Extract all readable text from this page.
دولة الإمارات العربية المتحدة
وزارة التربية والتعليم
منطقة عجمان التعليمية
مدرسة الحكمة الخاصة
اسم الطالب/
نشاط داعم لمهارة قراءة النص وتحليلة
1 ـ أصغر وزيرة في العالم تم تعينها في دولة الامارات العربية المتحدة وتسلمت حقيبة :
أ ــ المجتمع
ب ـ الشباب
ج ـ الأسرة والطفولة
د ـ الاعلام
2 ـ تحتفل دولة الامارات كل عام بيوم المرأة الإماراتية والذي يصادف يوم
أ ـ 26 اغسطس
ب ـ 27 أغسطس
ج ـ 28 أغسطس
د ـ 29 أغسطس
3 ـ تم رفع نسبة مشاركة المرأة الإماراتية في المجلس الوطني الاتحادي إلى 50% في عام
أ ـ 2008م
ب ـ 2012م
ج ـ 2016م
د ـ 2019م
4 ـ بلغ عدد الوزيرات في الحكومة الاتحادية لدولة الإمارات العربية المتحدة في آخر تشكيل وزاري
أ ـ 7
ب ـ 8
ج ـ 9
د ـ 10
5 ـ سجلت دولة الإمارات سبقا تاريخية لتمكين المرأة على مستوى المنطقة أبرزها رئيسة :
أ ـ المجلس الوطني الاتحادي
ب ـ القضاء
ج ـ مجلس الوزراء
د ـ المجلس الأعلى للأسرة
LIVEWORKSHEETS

+-------+

(WORK INSTRUCTIONS): Pick out the lines that contain "الامارات" and copy them.

(EXERCISE RESPONSE):
1 ـ أصغر وزيرة في العالم تم تعينها في دولة الامارات العربية المتحدة وتسلمت حقيبة :
2 ـ تحتفل دولة الامارات كل عام بيوم المرأة الإماراتية والذي يصادف يوم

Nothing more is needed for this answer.